This talk will focus on recent development of mathematical and algorithmic fundamentals for uncertainty characterization, forecasting, and data assimilation for nonlinear systems. The central idea is to replace evolution of initial conditions for a large dynamical system by evolution of probability density functions (pdf) for state variables. The use of Fokker-Planck-Kolmogorov equation (FPKE) and Chapman-Kolmogorov equation (CKE) to determine evolution of state pdf due to probabilistic uncertainty in initial or boundary conditions, model parameters and forcing function will be discussed. Recently developed Conjugate Unscented Transformation (CUT) methodology will be presented to compute multi-dimensional expectation integrals. By accurately characterizing the uncertainty associated with both process and measurement models, this work offers systematic design of low-complexity data assimilation algorithms with significant improvement in nominal performance and computational effort. The applicability and feasibility of these new ideas will be demonstrated on benchmark problems and some real world problems such as tracking resident space objects and forecasting volcano ash footprints.

YOUR OBJECTIVE: Copy the talk abstract on uncertainty characterization for nonlinear systems in full, word for word.

INFORMATION GIVEN:
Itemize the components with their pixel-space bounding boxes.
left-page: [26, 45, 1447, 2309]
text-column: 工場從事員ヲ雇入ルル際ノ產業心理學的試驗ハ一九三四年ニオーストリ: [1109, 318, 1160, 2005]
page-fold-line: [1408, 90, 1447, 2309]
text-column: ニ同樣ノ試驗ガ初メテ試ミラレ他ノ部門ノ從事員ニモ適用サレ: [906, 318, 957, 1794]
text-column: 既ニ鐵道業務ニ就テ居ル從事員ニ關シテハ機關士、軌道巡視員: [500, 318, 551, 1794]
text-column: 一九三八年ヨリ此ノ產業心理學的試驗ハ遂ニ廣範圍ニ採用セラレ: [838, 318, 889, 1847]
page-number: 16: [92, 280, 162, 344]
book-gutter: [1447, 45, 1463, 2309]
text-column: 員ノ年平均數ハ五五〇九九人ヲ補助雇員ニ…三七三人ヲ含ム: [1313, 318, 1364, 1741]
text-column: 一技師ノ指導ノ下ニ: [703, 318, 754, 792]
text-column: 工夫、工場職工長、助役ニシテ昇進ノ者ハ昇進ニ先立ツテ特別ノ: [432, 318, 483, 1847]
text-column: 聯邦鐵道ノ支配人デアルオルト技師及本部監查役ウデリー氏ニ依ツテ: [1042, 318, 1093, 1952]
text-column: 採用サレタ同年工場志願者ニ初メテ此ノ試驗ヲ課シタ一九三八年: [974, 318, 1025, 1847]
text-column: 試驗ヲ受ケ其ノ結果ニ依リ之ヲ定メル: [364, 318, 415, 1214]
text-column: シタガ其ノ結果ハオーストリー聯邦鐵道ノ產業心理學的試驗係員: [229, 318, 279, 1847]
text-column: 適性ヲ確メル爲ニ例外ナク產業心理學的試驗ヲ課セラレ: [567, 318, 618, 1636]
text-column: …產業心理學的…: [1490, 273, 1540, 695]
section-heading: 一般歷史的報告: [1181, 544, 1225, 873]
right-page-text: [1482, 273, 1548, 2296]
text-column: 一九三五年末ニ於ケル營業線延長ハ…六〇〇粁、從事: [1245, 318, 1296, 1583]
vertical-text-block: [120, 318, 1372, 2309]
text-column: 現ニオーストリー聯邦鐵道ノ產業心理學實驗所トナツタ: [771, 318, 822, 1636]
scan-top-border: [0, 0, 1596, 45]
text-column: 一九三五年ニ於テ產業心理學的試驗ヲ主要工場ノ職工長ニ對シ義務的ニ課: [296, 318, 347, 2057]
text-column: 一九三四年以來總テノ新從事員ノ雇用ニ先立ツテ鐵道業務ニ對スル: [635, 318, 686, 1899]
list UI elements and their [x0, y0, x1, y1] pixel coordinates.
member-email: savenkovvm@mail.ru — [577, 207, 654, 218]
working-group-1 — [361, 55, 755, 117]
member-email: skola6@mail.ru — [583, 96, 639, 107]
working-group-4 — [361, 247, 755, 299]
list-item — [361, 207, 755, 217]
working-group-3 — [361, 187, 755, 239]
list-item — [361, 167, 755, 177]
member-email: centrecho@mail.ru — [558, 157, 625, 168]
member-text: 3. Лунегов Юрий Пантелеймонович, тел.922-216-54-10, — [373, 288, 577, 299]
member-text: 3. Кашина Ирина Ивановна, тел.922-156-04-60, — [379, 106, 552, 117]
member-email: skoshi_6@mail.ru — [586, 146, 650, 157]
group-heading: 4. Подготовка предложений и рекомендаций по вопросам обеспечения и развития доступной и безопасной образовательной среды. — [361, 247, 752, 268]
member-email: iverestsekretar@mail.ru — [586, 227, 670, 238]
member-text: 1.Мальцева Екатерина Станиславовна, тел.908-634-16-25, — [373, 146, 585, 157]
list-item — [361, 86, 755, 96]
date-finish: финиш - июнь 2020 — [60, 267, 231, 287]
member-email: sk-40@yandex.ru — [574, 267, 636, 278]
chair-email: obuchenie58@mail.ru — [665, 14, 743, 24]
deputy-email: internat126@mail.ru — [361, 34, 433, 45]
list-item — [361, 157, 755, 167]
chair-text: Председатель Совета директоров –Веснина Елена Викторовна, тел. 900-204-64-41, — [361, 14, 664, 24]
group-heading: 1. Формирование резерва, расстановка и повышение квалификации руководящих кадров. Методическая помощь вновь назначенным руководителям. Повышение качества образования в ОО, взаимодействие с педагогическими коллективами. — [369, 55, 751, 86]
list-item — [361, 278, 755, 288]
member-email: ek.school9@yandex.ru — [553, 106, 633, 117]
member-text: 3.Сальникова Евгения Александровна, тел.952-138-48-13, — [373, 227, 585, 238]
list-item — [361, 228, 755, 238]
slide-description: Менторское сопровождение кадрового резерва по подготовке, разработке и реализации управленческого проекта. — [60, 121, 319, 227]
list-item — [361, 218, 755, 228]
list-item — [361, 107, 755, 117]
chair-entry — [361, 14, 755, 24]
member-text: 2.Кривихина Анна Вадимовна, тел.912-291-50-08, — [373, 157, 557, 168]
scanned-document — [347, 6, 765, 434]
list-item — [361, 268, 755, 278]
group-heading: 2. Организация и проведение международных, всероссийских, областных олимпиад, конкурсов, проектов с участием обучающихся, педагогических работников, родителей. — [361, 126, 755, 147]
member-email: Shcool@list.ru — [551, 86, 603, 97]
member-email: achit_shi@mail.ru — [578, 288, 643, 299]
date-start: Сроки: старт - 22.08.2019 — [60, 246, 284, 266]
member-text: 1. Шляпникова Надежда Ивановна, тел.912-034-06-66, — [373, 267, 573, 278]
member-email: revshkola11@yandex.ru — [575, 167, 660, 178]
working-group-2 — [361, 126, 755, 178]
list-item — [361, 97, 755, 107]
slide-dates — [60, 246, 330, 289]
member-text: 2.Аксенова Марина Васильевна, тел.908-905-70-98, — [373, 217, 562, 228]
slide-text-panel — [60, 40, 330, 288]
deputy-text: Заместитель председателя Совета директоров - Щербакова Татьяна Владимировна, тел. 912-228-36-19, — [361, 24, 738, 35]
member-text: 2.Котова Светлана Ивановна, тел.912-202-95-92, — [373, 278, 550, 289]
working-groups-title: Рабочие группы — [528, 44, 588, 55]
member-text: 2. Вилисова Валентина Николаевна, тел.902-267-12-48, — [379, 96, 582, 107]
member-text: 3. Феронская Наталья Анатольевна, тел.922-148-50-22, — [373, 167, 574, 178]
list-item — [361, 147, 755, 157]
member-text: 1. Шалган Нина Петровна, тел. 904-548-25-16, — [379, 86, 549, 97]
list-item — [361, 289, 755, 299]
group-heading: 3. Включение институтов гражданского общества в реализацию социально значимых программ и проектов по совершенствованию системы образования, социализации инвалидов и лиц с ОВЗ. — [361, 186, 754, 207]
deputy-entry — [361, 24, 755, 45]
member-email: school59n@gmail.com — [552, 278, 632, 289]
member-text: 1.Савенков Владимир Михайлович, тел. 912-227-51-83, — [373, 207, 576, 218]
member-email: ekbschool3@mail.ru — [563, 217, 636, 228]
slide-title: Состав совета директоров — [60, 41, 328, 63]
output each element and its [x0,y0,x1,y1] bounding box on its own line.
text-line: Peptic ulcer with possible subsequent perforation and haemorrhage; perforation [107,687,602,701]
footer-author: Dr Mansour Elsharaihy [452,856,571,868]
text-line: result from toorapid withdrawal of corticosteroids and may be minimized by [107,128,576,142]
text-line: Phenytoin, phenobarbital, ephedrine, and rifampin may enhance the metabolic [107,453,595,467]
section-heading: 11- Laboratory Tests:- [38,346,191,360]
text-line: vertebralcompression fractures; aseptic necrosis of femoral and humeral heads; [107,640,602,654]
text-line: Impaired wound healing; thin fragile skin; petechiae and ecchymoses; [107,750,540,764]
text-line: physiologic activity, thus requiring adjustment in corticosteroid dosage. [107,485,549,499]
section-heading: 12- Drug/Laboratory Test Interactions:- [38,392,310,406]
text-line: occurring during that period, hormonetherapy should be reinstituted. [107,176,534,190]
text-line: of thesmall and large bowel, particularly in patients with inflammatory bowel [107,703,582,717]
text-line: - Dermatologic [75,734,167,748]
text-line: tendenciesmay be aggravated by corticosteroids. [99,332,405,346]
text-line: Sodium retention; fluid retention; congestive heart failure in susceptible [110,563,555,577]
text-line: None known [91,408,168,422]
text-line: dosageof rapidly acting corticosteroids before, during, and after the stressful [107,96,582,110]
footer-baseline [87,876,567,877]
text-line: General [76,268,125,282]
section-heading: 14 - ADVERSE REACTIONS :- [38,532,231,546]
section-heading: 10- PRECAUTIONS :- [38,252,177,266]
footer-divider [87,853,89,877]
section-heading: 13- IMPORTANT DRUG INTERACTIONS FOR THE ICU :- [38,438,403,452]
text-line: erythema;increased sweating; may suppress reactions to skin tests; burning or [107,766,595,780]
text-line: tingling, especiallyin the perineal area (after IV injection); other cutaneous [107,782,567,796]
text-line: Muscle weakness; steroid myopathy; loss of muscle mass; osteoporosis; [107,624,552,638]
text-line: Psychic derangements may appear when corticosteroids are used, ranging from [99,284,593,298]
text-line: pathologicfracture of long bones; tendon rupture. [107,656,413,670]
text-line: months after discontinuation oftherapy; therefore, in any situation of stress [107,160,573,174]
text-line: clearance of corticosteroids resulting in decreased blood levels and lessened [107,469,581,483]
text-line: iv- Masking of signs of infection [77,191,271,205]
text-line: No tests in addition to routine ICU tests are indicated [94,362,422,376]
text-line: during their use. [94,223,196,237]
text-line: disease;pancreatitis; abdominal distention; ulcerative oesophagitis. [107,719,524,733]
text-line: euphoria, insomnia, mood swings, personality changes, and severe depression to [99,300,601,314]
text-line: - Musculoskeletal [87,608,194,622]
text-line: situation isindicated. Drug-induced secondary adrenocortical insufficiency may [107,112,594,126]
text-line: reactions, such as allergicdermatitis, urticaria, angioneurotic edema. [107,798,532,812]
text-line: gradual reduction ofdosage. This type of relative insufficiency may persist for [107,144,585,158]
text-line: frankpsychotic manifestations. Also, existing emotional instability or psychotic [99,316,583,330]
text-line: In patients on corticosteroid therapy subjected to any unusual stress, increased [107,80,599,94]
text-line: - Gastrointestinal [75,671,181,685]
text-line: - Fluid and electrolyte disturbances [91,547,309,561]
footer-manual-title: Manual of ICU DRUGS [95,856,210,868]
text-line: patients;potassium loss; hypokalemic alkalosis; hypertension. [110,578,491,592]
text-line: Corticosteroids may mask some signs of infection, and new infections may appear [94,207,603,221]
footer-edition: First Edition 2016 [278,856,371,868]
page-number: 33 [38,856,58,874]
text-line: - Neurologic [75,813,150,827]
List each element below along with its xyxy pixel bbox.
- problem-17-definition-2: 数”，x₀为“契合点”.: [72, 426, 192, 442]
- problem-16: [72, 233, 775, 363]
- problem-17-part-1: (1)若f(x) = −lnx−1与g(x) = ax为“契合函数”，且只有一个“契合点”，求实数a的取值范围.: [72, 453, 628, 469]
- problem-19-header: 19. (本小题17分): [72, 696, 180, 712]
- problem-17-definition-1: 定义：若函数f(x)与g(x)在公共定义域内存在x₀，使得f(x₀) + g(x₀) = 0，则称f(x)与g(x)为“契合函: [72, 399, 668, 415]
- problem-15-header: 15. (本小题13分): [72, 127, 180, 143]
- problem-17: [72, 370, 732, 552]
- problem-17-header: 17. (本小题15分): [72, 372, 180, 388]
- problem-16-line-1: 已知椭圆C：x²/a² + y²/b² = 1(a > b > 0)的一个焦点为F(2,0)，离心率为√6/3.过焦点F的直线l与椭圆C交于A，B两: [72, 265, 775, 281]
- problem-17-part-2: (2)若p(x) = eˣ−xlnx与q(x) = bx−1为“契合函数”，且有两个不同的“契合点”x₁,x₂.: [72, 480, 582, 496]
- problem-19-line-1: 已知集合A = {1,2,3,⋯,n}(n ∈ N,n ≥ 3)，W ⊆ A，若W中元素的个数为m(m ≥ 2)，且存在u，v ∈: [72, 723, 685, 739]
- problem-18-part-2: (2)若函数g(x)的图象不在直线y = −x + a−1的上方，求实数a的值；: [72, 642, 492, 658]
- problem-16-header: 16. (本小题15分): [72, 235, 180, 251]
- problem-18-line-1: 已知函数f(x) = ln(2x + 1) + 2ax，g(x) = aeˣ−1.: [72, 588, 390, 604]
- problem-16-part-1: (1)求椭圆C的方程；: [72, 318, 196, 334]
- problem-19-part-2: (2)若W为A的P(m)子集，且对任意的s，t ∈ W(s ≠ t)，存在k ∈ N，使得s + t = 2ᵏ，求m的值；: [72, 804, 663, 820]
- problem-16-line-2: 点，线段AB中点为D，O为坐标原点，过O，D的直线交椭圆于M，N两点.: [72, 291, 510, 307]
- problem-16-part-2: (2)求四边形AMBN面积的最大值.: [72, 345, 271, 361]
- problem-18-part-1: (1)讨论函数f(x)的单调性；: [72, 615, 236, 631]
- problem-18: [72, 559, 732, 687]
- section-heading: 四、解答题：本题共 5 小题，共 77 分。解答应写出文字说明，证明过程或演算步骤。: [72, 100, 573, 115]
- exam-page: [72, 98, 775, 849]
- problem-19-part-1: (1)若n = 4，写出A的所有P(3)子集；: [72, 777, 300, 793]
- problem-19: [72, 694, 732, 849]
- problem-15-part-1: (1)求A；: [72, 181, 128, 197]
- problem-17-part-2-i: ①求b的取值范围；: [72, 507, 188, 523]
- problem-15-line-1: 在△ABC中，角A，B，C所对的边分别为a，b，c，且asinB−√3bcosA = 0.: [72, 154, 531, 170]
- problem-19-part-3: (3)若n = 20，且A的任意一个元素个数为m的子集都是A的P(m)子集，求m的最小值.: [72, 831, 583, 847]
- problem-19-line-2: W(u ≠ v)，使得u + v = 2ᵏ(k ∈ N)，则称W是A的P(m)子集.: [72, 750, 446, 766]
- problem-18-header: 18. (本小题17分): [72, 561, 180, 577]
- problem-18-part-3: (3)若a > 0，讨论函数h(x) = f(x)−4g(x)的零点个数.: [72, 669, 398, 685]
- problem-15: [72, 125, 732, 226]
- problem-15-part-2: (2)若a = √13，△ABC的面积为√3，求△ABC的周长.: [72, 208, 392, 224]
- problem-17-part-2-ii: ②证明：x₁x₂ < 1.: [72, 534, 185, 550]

SOLUTION TO THIS EXERCISE:
This talk will focus on recent development of mathematical and algorithmic fundamentals for uncertainty characterization, forecasting, and data assimilation for nonlinear systems. The central idea is to replace evolution of initial conditions for a large dynamical system by evolution of probability density functions (pdf) for state variables. The use of Fokker-Planck-Kolmogorov equation (FPKE) and Chapman-Kolmogorov equation (CKE) to determine evolution of state pdf due to probabilistic uncertainty in initial or boundary conditions, model parameters and forcing function will be discussed. Recently developed Conjugate Unscented Transformation (CUT) methodology will be presented to compute multi-dimensional expectation integrals. By accurately characterizing the uncertainty associated with both process and measurement models, this work offers systematic design of low-complexity data assimilation algorithms with significant improvement in nominal performance and computational effort. The applicability and feasibility of these new ideas will be demonstrated on benchmark problems and some real world problems such as tracking resident space objects and forecasting volcano ash footprints.